DIRECTIONS
Copy each line below that includes "Annuels".

GIVEN DATA
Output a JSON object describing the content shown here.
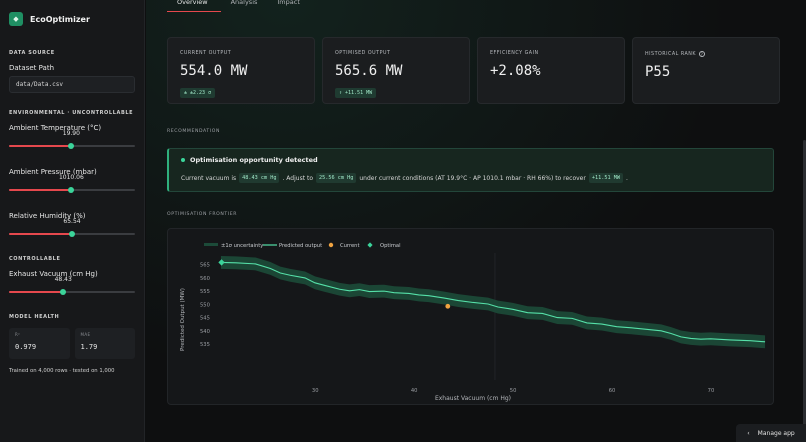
{
  "app": {
    "name": "EcoOptimizer",
    "logo_icon": "diamond-icon"
  },
  "sidebar": {
    "data_source_title": "DATA SOURCE",
    "dataset_label": "Dataset Path",
    "dataset_value": "data/Data.csv",
    "environmental_title": "ENVIRONMENTAL · UNCONTROLLABLE",
    "sliders_env": [
      {
        "label": "Ambient Temperature (°C)",
        "value": "19.90",
        "fraction": 0.495
      },
      {
        "label": "Ambient Pressure (mbar)",
        "value": "1010.06",
        "fraction": 0.495
      },
      {
        "label": "Relative Humidity (%)",
        "value": "65.54",
        "fraction": 0.5
      }
    ],
    "controllable_title": "CONTROLLABLE",
    "slider_ctrl": {
      "label": "Exhaust Vacuum (cm Hg)",
      "value": "48.43",
      "fraction": 0.43
    },
    "model_health_title": "MODEL HEALTH",
    "health": [
      {
        "label": "R²",
        "value": "0.979"
      },
      {
        "label": "MAE",
        "value": "1.79"
      }
    ],
    "health_note": "Trained on 4,000 rows · tested on 1,000"
  },
  "tabs": [
    "Overview",
    "Analysis",
    "Impact"
  ],
  "kpis": [
    {
      "label": "CURRENT OUTPUT",
      "value": "554.0 MW",
      "badge": "± ±2.23 σ"
    },
    {
      "label": "OPTIMISED OUTPUT",
      "value": "565.6 MW",
      "badge": "↑ +11.51 MW"
    },
    {
      "label": "EFFICIENCY GAIN",
      "value": "+2.08%",
      "badge": ""
    },
    {
      "label": "HISTORICAL RANK",
      "value": "P55",
      "badge": ""
    }
  ],
  "recommendation": {
    "section": "RECOMMENDATION",
    "title": "Optimisation opportunity detected",
    "text1": "Current vacuum is",
    "chip1": "48.43 cm Hg",
    "text2": ". Adjust to",
    "chip2": "25.56 cm Hg",
    "text3": "under current conditions (AT 19.9°C · AP 1010.1 mbar · RH 66%) to recover",
    "chip3": "+11.51 MW",
    "text4": "."
  },
  "frontier": {
    "section": "OPTIMISATION FRONTIER"
  },
  "manage_app": "Manage app",
  "colors": {
    "accent": "#3bd49a",
    "current": "#f0a341",
    "danger": "#e5484d"
  },
  "chart_data": {
    "type": "line",
    "legend": [
      "±1σ uncertainty",
      "Predicted output",
      "Current",
      "Optimal"
    ],
    "xlabel": "Exhaust Vacuum (cm Hg)",
    "ylabel": "Predicted Output (MW)",
    "x_ticks": [
      "30",
      "40",
      "50",
      "60",
      "70"
    ],
    "y_ticks": [
      "565",
      "560",
      "555",
      "550",
      "545",
      "540",
      "535"
    ],
    "xlim": [
      25.0,
      81.0
    ],
    "series": [
      {
        "name": "Predicted output",
        "x": [
          25.5,
          27,
          29,
          30.5,
          31.5,
          32.5,
          34,
          35,
          36,
          37.5,
          38.5,
          39.5,
          40.5,
          42,
          43,
          44.5,
          45.5,
          46.5,
          48,
          49.5,
          51,
          52.5,
          53.5,
          55,
          56.5,
          58,
          59.5,
          61,
          62.5,
          64,
          65.5,
          67,
          68.5,
          70,
          71,
          72,
          73,
          74,
          75,
          77,
          79,
          80.5
        ],
        "y": [
          565.6,
          565.5,
          565.2,
          564,
          562.8,
          562.2,
          561.5,
          560.2,
          559.5,
          558.5,
          558.1,
          558.4,
          557.9,
          558.0,
          557.6,
          557.4,
          557.0,
          556.8,
          556.2,
          555.5,
          555.0,
          554.6,
          553.8,
          553.2,
          552.3,
          552.1,
          551.0,
          550.8,
          549.6,
          549.3,
          548.6,
          548.3,
          547.9,
          547.5,
          546.8,
          545.9,
          545.5,
          545.3,
          545.4,
          545.1,
          544.9,
          544.6
        ],
        "band": 1.7
      }
    ],
    "current": {
      "x": 48.43,
      "y": 554.0
    },
    "optimal": {
      "x": 25.56,
      "y": 565.6
    }
  }
}
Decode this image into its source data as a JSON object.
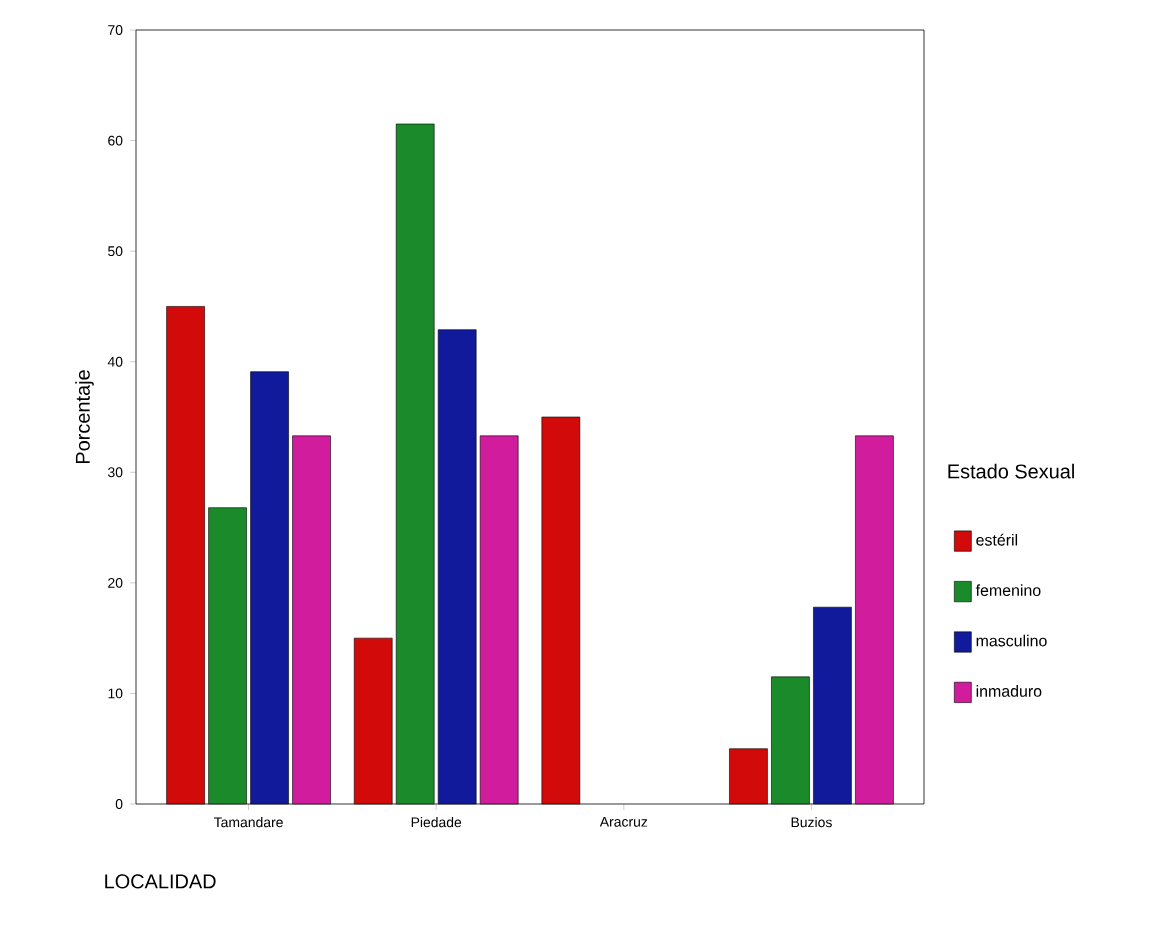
{
  "chart_data": {
    "type": "bar",
    "xlabel": "LOCALIDAD",
    "ylabel": "Porcentaje",
    "legend_title": "Estado Sexual",
    "legend": "right",
    "categories": [
      "Tamandare",
      "Piedade",
      "Aracruz",
      "Buzios"
    ],
    "series": [
      {
        "name": "estéril",
        "color": "#d20a0a",
        "values": [
          45,
          15,
          35,
          5
        ]
      },
      {
        "name": "femenino",
        "color": "#1a8a2a",
        "values": [
          26.8,
          61.5,
          null,
          11.5
        ]
      },
      {
        "name": "masculino",
        "color": "#101a9a",
        "values": [
          39.1,
          42.9,
          null,
          17.8
        ]
      },
      {
        "name": "inmaduro",
        "color": "#d21c9e",
        "values": [
          33.3,
          33.3,
          null,
          33.3
        ]
      }
    ],
    "ylim": [
      0,
      70
    ],
    "yticks": [
      0,
      10,
      20,
      30,
      40,
      50,
      60,
      70
    ]
  }
}
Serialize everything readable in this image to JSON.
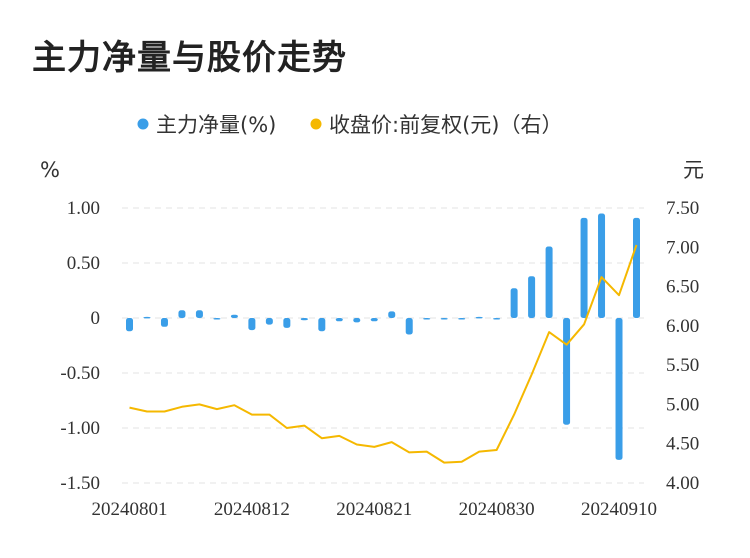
{
  "title": "主力净量与股价走势",
  "chart_data": {
    "type": "bar+line",
    "legend": [
      {
        "name": "主力净量(%)",
        "color": "#3a9ee8"
      },
      {
        "name": "收盘价:前复权(元)（右）",
        "color": "#f5b800"
      }
    ],
    "left_unit": "%",
    "right_unit": "元",
    "left_ticks": [
      "1.00",
      "0.50",
      "0",
      "-0.50",
      "-1.00",
      "-1.50"
    ],
    "right_ticks": [
      "7.50",
      "7.00",
      "6.50",
      "6.00",
      "5.50",
      "5.00",
      "4.50",
      "4.00"
    ],
    "x_tick_labels": [
      "20240801",
      "20240812",
      "20240821",
      "20240830",
      "20240910"
    ],
    "ylim_left": [
      -1.5,
      1.0
    ],
    "ylim_right": [
      4.0,
      7.5
    ],
    "bars": [
      {
        "date": "20240801",
        "value": -0.12
      },
      {
        "date": "20240802",
        "value": 0.01
      },
      {
        "date": "20240805",
        "value": -0.08
      },
      {
        "date": "20240806",
        "value": 0.07
      },
      {
        "date": "20240807",
        "value": 0.07
      },
      {
        "date": "20240808",
        "value": 0.0
      },
      {
        "date": "20240809",
        "value": 0.03
      },
      {
        "date": "20240812",
        "value": -0.11
      },
      {
        "date": "20240813",
        "value": -0.06
      },
      {
        "date": "20240814",
        "value": -0.09
      },
      {
        "date": "20240815",
        "value": -0.02
      },
      {
        "date": "20240816",
        "value": -0.12
      },
      {
        "date": "20240819",
        "value": -0.03
      },
      {
        "date": "20240820",
        "value": -0.04
      },
      {
        "date": "20240821",
        "value": -0.03
      },
      {
        "date": "20240822",
        "value": 0.06
      },
      {
        "date": "20240823",
        "value": -0.15
      },
      {
        "date": "20240826",
        "value": -0.01
      },
      {
        "date": "20240827",
        "value": 0.0
      },
      {
        "date": "20240828",
        "value": 0.0
      },
      {
        "date": "20240829",
        "value": 0.01
      },
      {
        "date": "20240830",
        "value": 0.0
      },
      {
        "date": "20240902",
        "value": 0.27
      },
      {
        "date": "20240903",
        "value": 0.38
      },
      {
        "date": "20240904",
        "value": 0.65
      },
      {
        "date": "20240905",
        "value": -0.97
      },
      {
        "date": "20240906",
        "value": 0.91
      },
      {
        "date": "20240909",
        "value": 0.95
      },
      {
        "date": "20240910",
        "value": -1.29
      },
      {
        "date": "20240911",
        "value": 0.91
      }
    ],
    "line": [
      {
        "date": "20240801",
        "value": 4.96
      },
      {
        "date": "20240802",
        "value": 4.91
      },
      {
        "date": "20240805",
        "value": 4.91
      },
      {
        "date": "20240806",
        "value": 4.97
      },
      {
        "date": "20240807",
        "value": 5.0
      },
      {
        "date": "20240808",
        "value": 4.94
      },
      {
        "date": "20240809",
        "value": 4.99
      },
      {
        "date": "20240812",
        "value": 4.87
      },
      {
        "date": "20240813",
        "value": 4.87
      },
      {
        "date": "20240814",
        "value": 4.7
      },
      {
        "date": "20240815",
        "value": 4.73
      },
      {
        "date": "20240816",
        "value": 4.57
      },
      {
        "date": "20240819",
        "value": 4.6
      },
      {
        "date": "20240820",
        "value": 4.49
      },
      {
        "date": "20240821",
        "value": 4.46
      },
      {
        "date": "20240822",
        "value": 4.52
      },
      {
        "date": "20240823",
        "value": 4.39
      },
      {
        "date": "20240826",
        "value": 4.4
      },
      {
        "date": "20240827",
        "value": 4.26
      },
      {
        "date": "20240828",
        "value": 4.27
      },
      {
        "date": "20240829",
        "value": 4.4
      },
      {
        "date": "20240830",
        "value": 4.42
      },
      {
        "date": "20240902",
        "value": 4.87
      },
      {
        "date": "20240903",
        "value": 5.38
      },
      {
        "date": "20240904",
        "value": 5.92
      },
      {
        "date": "20240905",
        "value": 5.76
      },
      {
        "date": "20240906",
        "value": 6.02
      },
      {
        "date": "20240909",
        "value": 6.62
      },
      {
        "date": "20240910",
        "value": 6.39
      },
      {
        "date": "20240911",
        "value": 7.03
      }
    ],
    "grid": "dashed-horizontal",
    "legend_position": "top-center"
  }
}
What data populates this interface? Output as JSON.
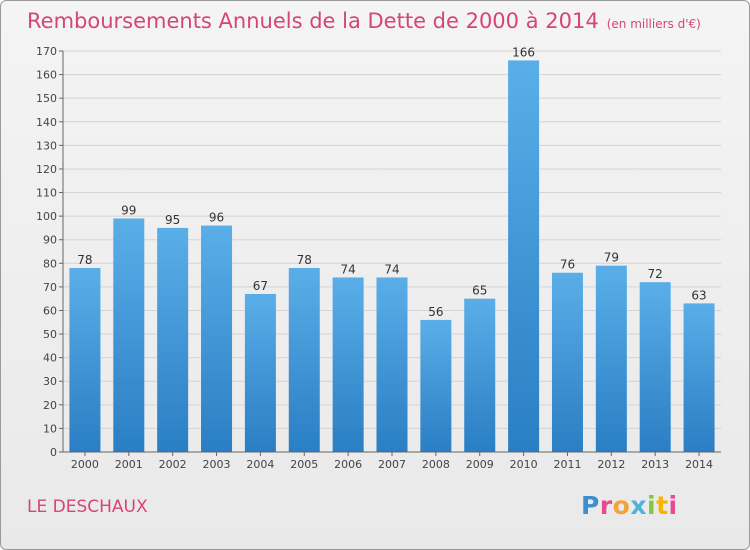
{
  "title": "Remboursements Annuels de la Dette de 2000 à 2014",
  "title_unit": "(en milliers d'€)",
  "town": "LE DESCHAUX",
  "logo": [
    "P",
    "r",
    "o",
    "x",
    "i",
    "t",
    "i"
  ],
  "colors": {
    "title": "#d6447a",
    "bar_top": "#5aaee8",
    "bar_bottom": "#2a7ec3"
  },
  "chart_data": {
    "type": "bar",
    "title": "Remboursements Annuels de la Dette de 2000 à 2014",
    "categories": [
      "2000",
      "2001",
      "2002",
      "2003",
      "2004",
      "2005",
      "2006",
      "2007",
      "2008",
      "2009",
      "2010",
      "2011",
      "2012",
      "2013",
      "2014"
    ],
    "values": [
      78,
      99,
      95,
      96,
      67,
      78,
      74,
      74,
      56,
      65,
      166,
      76,
      79,
      72,
      63
    ],
    "ylim": [
      0,
      170
    ],
    "yticks": [
      0,
      10,
      20,
      30,
      40,
      50,
      60,
      70,
      80,
      90,
      100,
      110,
      120,
      130,
      140,
      150,
      160,
      170
    ],
    "grid": true,
    "data_labels": true
  }
}
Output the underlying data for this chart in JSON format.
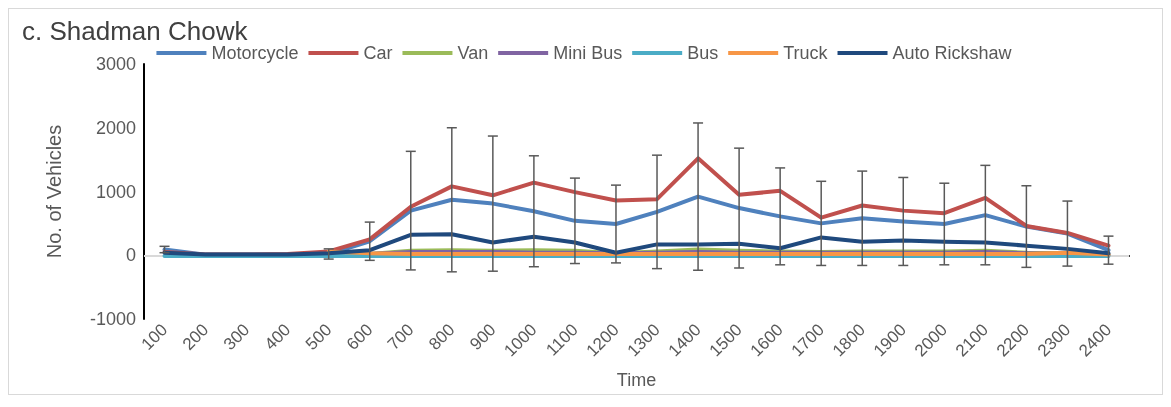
{
  "chart_data": {
    "type": "line",
    "title": "c. Shadman Chowk",
    "xlabel": "Time",
    "ylabel": "No. of Vehicles",
    "categories": [
      "100",
      "200",
      "300",
      "400",
      "500",
      "600",
      "700",
      "800",
      "900",
      "1000",
      "1100",
      "1200",
      "1300",
      "1400",
      "1500",
      "1600",
      "1700",
      "1800",
      "1900",
      "2000",
      "2100",
      "2200",
      "2300",
      "2400"
    ],
    "ylim": [
      -1000,
      3000
    ],
    "yticks": [
      -1000,
      0,
      1000,
      2000,
      3000
    ],
    "grid": false,
    "legend": "top",
    "marker": "none",
    "line_style": "solid",
    "ref_lines": [
      {
        "axis": "y",
        "value": 0,
        "color": "#d9d9d9"
      }
    ],
    "series": [
      {
        "name": "Motorcycle",
        "color": "#4f81bd",
        "values": [
          90,
          10,
          10,
          10,
          20,
          220,
          700,
          870,
          810,
          690,
          540,
          490,
          680,
          920,
          740,
          610,
          500,
          580,
          530,
          490,
          630,
          450,
          340,
          80
        ],
        "errors": [
          50,
          null,
          null,
          null,
          80,
          300,
          930,
          1130,
          1060,
          870,
          670,
          610,
          890,
          1155,
          940,
          760,
          660,
          740,
          690,
          640,
          780,
          640,
          510,
          220
        ]
      },
      {
        "name": "Car",
        "color": "#c0504d",
        "values": [
          50,
          10,
          10,
          20,
          60,
          250,
          760,
          1080,
          940,
          1140,
          990,
          860,
          880,
          1520,
          950,
          1010,
          590,
          780,
          700,
          660,
          900,
          460,
          350,
          150
        ]
      },
      {
        "name": "Van",
        "color": "#9bbb59",
        "values": [
          null,
          null,
          null,
          null,
          10,
          20,
          70,
          80,
          70,
          80,
          70,
          30,
          60,
          90,
          70,
          60,
          50,
          60,
          60,
          60,
          70,
          40,
          30,
          10
        ]
      },
      {
        "name": "Mini Bus",
        "color": "#8064a2",
        "values": [
          null,
          null,
          null,
          null,
          10,
          20,
          50,
          50,
          50,
          40,
          40,
          30,
          40,
          50,
          40,
          40,
          40,
          40,
          40,
          40,
          50,
          30,
          20,
          10
        ]
      },
      {
        "name": "Bus",
        "color": "#4bacc6",
        "values": [
          -10,
          -10,
          -10,
          -10,
          -10,
          -10,
          -10,
          -10,
          -10,
          -10,
          -10,
          -10,
          -10,
          -10,
          -10,
          -10,
          -10,
          -10,
          -10,
          -10,
          -10,
          -10,
          -10,
          -10
        ]
      },
      {
        "name": "Truck",
        "color": "#f79646",
        "values": [
          null,
          null,
          null,
          null,
          60,
          30,
          20,
          20,
          20,
          20,
          20,
          20,
          20,
          20,
          20,
          20,
          20,
          20,
          20,
          20,
          20,
          20,
          40,
          10
        ]
      },
      {
        "name": "Auto Rickshaw",
        "color": "#1f497d",
        "values": [
          40,
          10,
          10,
          10,
          30,
          80,
          320,
          330,
          200,
          290,
          200,
          40,
          170,
          170,
          180,
          110,
          280,
          210,
          230,
          210,
          200,
          150,
          100,
          30
        ]
      }
    ]
  }
}
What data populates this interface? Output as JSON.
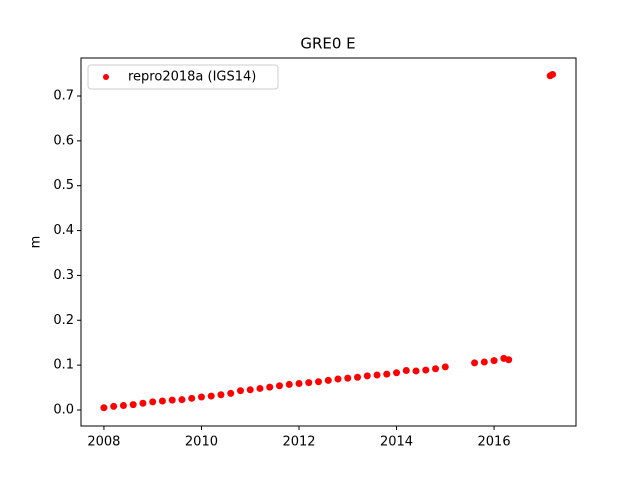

THE ANSWER
  "title": "Remboursements Annuels de la Dette de 2000 à 2014",
    "title": "Remboursements Annuels de la Dette de 2000 à 2014",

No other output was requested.